## start
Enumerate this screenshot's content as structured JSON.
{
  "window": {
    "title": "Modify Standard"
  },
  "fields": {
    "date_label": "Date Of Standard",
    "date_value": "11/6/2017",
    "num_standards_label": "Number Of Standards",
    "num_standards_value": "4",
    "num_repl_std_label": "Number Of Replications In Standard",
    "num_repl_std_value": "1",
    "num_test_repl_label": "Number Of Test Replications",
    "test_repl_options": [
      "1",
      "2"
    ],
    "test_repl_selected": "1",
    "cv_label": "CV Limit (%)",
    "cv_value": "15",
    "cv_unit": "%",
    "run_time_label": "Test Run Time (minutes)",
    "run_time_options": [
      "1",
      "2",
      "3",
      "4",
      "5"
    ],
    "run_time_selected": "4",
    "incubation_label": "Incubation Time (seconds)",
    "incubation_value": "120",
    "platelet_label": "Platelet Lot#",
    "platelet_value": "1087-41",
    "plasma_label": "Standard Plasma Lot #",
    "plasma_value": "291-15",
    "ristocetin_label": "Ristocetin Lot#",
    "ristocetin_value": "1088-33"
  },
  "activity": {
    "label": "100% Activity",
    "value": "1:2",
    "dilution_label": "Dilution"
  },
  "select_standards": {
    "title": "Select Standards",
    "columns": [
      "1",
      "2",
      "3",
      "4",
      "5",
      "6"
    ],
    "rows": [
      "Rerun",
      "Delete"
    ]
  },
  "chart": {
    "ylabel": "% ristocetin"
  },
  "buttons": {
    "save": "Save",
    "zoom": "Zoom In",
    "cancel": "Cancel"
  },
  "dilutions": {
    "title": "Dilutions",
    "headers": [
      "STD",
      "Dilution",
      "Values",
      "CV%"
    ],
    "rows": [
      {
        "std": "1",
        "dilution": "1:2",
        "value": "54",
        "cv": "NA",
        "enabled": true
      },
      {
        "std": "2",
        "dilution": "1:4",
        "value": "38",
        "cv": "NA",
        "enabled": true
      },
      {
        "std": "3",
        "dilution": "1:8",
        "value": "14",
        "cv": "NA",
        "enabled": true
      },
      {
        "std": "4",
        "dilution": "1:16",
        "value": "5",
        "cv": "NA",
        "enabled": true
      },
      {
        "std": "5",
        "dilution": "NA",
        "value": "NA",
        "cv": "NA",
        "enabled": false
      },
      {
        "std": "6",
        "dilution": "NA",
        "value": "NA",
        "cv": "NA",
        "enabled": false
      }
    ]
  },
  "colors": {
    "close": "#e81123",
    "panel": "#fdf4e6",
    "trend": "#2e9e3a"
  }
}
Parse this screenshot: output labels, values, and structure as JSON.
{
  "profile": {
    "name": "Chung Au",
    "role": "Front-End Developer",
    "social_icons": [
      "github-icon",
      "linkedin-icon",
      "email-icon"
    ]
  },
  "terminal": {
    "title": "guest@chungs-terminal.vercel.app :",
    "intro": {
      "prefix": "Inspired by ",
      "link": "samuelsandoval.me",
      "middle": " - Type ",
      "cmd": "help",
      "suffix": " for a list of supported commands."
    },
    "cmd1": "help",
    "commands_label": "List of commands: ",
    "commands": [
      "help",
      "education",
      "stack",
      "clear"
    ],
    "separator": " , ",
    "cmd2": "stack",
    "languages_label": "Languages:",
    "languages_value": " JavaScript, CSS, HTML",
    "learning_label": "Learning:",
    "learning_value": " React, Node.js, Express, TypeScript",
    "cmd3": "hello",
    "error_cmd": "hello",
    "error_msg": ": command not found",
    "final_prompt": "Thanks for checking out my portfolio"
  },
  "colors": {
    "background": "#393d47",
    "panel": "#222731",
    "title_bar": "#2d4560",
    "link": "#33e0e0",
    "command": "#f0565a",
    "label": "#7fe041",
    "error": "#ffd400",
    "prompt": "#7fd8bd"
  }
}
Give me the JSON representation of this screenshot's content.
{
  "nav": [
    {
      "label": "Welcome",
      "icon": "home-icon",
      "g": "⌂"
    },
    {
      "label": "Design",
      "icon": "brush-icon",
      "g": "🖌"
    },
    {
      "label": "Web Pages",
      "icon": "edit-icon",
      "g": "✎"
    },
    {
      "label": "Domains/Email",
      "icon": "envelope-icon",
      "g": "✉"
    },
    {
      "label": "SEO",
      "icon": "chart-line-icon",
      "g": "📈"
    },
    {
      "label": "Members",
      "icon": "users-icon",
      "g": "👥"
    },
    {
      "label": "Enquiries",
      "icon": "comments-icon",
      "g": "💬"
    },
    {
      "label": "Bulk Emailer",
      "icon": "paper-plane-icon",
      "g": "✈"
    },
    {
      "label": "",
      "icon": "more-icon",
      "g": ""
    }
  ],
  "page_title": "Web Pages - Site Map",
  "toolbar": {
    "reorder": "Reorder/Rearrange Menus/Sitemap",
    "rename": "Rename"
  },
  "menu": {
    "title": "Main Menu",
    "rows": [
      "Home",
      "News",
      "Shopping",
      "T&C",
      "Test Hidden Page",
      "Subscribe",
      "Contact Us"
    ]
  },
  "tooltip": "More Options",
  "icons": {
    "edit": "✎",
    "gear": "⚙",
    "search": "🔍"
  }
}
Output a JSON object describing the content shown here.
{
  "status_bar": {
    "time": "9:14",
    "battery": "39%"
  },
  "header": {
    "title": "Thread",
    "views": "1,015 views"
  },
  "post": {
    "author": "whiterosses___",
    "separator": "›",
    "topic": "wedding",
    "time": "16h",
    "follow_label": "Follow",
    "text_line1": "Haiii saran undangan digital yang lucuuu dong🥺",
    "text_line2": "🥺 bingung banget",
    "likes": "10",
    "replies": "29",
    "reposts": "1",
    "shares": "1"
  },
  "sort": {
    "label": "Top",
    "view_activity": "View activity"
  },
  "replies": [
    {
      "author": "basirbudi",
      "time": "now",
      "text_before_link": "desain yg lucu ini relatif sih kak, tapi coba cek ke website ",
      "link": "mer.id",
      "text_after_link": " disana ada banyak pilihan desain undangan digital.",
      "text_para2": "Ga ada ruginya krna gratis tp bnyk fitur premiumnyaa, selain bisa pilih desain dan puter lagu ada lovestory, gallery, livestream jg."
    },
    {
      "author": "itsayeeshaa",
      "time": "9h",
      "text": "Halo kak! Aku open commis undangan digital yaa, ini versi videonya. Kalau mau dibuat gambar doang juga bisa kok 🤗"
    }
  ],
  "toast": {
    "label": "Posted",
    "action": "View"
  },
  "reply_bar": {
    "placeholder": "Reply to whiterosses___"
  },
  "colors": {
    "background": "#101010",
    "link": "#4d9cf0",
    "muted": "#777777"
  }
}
## end
(Exercise instructions) Starting with the line that contains "Output a JSON", output every line through the end of the listing above, unchanged.

(Problem solution)
Output a JSON object describing the content shown here.
{
  "status_bar": {
    "time": "9:14",
    "battery": "39%"
  },
  "header": {
    "title": "Thread",
    "views": "1,015 views"
  },
  "post": {
    "author": "whiterosses___",
    "separator": "›",
    "topic": "wedding",
    "time": "16h",
    "follow_label": "Follow",
    "text_line1": "Haiii saran undangan digital yang lucuuu dong🥺",
    "text_line2": "🥺 bingung banget",
    "likes": "10",
    "replies": "29",
    "reposts": "1",
    "shares": "1"
  },
  "sort": {
    "label": "Top",
    "view_activity": "View activity"
  },
  "replies": [
    {
      "author": "basirbudi",
      "time": "now",
      "text_before_link": "desain yg lucu ini relatif sih kak, tapi coba cek ke website ",
      "link": "mer.id",
      "text_after_link": " disana ada banyak pilihan desain undangan digital.",
      "text_para2": "Ga ada ruginya krna gratis tp bnyk fitur premiumnyaa, selain bisa pilih desain dan puter lagu ada lovestory, gallery, livestream jg."
    },
    {
      "author": "itsayeeshaa",
      "time": "9h",
      "text": "Halo kak! Aku open commis undangan digital yaa, ini versi videonya. Kalau mau dibuat gambar doang juga bisa kok 🤗"
    }
  ],
  "toast": {
    "label": "Posted",
    "action": "View"
  },
  "reply_bar": {
    "placeholder": "Reply to whiterosses___"
  },
  "colors": {
    "background": "#101010",
    "link": "#4d9cf0",
    "muted": "#777777"
  }
}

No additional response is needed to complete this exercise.